Exercise description
How many of the lines below include "true"? Give the number and no other words.

Extracted records

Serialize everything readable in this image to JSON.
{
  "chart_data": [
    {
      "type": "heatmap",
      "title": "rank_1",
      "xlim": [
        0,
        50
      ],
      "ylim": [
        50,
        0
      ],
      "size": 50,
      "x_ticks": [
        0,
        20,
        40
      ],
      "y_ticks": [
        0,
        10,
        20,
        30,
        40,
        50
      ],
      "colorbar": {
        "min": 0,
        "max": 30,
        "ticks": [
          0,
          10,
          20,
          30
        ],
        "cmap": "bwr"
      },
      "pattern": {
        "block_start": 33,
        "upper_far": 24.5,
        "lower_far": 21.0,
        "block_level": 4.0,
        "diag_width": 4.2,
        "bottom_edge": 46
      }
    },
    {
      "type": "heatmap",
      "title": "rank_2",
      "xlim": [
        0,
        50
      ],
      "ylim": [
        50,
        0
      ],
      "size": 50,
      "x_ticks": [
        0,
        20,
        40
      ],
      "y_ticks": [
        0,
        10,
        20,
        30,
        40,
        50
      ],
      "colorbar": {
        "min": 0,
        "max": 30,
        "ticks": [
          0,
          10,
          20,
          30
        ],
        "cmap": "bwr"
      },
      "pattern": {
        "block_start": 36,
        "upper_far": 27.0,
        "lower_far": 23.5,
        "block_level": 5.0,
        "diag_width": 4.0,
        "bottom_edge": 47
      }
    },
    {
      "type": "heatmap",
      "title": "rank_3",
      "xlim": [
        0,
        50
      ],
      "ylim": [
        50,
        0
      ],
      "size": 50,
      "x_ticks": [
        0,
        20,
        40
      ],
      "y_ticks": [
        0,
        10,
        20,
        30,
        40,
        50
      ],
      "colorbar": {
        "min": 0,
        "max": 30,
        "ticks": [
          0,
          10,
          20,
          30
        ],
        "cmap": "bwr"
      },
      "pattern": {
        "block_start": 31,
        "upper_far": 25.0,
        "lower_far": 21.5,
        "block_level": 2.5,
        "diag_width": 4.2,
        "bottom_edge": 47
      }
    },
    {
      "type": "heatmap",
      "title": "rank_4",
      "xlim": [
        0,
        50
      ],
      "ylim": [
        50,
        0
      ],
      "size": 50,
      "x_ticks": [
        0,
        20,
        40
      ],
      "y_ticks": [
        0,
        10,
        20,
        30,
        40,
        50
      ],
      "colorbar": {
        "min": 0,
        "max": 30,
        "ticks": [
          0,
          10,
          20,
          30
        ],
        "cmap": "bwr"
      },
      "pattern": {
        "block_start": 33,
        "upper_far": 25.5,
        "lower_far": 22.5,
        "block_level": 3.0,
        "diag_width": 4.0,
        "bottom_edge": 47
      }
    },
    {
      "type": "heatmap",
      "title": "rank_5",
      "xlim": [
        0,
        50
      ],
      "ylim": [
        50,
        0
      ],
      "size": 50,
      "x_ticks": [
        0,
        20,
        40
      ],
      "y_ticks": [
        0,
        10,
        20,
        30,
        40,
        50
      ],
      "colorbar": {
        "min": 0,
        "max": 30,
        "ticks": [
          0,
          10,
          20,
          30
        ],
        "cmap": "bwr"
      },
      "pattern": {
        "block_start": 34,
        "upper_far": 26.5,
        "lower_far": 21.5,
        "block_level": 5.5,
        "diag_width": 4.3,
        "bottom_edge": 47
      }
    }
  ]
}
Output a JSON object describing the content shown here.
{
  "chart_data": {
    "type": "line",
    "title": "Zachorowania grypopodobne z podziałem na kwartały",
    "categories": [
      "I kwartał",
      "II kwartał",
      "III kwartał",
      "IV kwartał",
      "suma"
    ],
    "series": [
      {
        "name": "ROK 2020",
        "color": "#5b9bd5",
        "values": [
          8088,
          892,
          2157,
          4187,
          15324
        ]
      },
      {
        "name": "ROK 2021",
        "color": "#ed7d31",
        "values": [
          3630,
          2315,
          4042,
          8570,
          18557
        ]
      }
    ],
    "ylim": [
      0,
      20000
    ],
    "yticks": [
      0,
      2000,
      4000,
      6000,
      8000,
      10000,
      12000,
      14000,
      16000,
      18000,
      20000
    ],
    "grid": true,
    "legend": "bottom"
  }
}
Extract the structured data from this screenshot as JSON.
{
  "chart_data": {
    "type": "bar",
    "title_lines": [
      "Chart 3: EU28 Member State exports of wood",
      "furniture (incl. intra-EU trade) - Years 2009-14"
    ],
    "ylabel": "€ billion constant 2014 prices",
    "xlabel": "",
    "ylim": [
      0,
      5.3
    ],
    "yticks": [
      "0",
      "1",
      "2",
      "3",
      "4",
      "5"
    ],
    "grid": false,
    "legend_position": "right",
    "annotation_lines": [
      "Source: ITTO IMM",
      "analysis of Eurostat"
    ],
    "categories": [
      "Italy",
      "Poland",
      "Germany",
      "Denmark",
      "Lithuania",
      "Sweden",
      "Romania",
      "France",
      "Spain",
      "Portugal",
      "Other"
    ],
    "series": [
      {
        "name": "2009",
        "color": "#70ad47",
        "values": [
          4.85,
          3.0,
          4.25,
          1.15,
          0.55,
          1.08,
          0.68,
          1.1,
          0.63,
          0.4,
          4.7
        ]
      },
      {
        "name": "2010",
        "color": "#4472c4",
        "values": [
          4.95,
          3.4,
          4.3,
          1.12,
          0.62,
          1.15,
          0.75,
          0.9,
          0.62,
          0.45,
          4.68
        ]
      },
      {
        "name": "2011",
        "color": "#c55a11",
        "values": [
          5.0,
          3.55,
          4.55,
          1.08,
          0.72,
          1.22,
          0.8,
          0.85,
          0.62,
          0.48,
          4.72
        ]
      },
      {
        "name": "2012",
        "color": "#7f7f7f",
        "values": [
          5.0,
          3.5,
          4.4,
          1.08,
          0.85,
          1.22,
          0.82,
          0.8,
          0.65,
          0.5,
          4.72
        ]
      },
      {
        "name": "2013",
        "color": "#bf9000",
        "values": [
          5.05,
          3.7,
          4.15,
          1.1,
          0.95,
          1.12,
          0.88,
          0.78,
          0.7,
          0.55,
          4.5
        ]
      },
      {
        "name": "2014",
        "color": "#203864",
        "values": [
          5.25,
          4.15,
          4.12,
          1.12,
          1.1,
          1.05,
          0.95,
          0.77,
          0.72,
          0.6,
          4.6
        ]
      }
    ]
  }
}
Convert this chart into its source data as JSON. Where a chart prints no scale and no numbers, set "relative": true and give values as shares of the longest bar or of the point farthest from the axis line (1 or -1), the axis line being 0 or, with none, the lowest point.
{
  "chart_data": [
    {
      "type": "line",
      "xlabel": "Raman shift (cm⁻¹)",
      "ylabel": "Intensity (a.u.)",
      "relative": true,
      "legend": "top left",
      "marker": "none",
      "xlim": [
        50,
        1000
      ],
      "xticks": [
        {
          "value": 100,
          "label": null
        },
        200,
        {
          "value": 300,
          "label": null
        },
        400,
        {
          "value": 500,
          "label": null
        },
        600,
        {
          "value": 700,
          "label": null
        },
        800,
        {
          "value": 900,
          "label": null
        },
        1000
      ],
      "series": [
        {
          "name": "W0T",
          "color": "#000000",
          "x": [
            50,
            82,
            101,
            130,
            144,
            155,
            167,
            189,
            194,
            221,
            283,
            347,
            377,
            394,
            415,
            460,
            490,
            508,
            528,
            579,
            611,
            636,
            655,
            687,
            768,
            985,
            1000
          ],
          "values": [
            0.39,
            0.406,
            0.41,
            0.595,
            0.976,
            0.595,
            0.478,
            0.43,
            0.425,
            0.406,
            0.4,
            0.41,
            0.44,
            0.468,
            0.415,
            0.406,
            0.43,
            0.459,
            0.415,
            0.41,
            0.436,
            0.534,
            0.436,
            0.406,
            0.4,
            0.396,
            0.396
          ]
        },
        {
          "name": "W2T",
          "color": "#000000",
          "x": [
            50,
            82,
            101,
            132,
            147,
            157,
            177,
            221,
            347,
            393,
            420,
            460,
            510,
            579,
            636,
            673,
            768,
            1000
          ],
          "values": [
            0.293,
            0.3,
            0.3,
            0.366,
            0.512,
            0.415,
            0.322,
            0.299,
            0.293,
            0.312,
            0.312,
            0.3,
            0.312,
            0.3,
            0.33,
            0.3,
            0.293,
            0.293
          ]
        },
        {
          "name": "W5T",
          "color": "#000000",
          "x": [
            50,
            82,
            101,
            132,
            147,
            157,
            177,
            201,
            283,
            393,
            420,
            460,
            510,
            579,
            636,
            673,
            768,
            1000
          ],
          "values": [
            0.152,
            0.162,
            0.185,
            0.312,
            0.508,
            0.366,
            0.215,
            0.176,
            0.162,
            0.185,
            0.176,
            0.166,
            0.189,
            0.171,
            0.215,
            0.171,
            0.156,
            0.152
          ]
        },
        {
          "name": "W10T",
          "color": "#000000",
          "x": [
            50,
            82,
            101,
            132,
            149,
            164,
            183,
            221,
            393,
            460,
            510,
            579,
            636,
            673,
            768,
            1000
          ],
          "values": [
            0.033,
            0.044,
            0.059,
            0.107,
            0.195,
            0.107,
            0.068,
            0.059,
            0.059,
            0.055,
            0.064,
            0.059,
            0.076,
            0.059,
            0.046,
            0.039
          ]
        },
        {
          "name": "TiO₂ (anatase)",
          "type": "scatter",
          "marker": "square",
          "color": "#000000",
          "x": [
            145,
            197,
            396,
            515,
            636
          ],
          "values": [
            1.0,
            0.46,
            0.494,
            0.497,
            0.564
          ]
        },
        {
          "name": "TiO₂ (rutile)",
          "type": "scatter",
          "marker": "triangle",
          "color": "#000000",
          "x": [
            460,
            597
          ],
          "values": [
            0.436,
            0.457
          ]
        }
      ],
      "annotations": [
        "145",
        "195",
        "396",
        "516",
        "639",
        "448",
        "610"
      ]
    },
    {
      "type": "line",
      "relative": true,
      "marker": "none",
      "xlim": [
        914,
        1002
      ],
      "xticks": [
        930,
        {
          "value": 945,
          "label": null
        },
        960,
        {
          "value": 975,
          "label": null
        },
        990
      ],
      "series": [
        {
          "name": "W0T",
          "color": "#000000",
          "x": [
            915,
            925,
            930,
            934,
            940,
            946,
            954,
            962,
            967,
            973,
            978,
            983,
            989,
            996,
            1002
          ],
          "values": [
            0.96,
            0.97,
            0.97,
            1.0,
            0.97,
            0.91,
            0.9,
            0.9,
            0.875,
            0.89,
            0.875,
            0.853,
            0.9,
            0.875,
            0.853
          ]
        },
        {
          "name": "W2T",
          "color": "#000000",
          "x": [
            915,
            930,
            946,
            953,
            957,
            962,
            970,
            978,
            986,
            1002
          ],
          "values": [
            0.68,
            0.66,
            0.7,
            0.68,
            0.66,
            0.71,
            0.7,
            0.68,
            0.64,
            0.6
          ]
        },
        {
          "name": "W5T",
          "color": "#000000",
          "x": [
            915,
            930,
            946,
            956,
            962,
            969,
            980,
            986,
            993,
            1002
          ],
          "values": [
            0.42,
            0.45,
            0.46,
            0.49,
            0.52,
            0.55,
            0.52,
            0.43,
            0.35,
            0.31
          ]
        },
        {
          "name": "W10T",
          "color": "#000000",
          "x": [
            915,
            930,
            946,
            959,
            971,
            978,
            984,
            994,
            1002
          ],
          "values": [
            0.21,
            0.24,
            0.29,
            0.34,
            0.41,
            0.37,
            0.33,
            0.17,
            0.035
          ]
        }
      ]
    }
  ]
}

Exercise solution
4